[Collected data entries]
[start]

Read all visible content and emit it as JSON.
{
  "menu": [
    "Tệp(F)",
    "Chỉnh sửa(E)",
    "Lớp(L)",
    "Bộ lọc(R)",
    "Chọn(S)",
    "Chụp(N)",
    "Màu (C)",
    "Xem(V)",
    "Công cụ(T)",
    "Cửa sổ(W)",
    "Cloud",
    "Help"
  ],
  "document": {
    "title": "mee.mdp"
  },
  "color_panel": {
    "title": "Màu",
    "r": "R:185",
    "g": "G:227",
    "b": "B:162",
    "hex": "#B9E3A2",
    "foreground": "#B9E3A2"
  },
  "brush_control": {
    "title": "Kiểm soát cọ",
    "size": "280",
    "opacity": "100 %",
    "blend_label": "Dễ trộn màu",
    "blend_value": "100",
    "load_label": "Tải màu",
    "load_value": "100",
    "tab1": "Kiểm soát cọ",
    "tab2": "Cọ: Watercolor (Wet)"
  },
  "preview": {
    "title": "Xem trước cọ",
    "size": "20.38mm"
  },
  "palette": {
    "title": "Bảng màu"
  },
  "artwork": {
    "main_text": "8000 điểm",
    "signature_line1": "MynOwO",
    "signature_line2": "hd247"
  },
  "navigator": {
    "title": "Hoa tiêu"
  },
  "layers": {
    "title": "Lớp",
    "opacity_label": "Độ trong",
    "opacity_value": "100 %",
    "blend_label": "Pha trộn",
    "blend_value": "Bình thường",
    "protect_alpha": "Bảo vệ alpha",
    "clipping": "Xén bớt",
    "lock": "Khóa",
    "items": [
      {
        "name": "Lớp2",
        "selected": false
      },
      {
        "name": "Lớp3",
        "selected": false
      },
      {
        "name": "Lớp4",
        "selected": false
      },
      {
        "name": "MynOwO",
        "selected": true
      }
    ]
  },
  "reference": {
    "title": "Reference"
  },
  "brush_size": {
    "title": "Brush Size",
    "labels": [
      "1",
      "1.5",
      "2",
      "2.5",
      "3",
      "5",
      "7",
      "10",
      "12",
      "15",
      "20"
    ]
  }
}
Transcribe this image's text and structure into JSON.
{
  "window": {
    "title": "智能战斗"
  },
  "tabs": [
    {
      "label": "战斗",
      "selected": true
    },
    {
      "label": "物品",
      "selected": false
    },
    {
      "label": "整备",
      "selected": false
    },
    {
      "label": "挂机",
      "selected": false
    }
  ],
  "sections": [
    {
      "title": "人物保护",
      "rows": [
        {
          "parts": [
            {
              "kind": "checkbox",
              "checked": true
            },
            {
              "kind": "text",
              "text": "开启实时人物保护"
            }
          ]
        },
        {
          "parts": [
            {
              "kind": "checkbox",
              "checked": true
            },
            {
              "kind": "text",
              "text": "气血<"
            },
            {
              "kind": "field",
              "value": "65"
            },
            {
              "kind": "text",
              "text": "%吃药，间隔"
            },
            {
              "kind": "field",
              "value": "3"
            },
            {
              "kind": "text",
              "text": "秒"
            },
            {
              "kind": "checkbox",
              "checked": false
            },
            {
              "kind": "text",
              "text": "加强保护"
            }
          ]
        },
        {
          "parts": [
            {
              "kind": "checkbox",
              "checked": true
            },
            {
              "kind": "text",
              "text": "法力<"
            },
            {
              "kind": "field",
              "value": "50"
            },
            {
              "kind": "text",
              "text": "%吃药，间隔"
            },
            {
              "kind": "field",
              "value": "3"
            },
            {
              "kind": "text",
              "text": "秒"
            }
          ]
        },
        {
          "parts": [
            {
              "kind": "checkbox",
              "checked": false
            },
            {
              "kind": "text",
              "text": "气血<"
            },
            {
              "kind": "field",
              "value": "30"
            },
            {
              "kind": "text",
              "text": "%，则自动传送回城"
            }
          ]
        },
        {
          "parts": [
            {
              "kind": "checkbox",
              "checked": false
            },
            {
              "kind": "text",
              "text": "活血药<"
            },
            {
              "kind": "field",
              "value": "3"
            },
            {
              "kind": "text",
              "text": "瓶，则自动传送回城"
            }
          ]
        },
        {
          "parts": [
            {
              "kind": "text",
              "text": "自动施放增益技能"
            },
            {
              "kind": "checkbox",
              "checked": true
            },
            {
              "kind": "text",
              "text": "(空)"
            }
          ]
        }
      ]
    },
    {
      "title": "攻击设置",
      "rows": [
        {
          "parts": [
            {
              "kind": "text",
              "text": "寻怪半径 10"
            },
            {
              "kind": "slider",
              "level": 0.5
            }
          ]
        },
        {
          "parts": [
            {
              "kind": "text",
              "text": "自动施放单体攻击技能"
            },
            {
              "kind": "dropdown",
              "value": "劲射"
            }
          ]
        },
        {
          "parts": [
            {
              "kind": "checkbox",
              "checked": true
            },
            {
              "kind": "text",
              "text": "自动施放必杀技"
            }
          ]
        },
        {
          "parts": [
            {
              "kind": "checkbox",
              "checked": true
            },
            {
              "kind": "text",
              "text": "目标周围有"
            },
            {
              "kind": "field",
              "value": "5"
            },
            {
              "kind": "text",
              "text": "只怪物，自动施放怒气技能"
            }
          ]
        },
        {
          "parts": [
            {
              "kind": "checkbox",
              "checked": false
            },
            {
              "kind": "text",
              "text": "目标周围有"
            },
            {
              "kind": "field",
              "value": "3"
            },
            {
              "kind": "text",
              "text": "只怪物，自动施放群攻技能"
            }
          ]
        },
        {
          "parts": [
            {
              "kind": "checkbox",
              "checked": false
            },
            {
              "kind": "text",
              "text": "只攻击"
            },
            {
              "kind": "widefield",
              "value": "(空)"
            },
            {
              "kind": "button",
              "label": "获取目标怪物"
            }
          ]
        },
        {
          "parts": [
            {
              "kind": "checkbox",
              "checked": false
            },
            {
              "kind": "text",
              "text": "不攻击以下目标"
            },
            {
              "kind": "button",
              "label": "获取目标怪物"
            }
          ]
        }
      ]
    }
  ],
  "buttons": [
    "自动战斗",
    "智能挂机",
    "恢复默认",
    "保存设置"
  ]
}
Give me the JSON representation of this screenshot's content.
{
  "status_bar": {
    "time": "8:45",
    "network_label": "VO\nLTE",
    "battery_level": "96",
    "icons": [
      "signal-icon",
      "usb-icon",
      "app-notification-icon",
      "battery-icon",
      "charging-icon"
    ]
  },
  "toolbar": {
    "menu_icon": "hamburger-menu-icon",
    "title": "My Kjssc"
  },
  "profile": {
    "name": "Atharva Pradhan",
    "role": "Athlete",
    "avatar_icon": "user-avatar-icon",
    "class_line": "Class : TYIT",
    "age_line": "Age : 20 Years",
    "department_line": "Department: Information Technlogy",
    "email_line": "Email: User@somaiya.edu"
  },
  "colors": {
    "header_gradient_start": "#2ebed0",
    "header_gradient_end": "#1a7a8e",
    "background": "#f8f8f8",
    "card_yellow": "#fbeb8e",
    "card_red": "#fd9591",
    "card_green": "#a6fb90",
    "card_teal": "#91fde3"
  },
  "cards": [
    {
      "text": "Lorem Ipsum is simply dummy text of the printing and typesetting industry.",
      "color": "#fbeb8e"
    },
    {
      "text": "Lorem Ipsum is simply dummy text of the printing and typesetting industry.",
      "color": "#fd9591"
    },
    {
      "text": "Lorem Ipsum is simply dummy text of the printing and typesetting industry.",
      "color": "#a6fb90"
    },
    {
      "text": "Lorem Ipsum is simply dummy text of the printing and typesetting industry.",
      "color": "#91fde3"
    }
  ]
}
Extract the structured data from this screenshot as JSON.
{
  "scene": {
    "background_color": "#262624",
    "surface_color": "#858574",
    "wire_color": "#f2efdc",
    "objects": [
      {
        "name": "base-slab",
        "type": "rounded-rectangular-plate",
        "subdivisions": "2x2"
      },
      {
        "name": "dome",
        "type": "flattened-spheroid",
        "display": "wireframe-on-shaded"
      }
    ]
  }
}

[end]

• Task brief:
Your task is to transcribe the line containing "Extract the structured" and every line after it, through the last line of the data, exactly as written and with nothing more.

• The answer:
Extract the structured data from this screenshot as JSON.
{
  "scene": {
    "background_color": "#262624",
    "surface_color": "#858574",
    "wire_color": "#f2efdc",
    "objects": [
      {
        "name": "base-slab",
        "type": "rounded-rectangular-plate",
        "subdivisions": "2x2"
      },
      {
        "name": "dome",
        "type": "flattened-spheroid",
        "display": "wireframe-on-shaded"
      }
    ]
  }
}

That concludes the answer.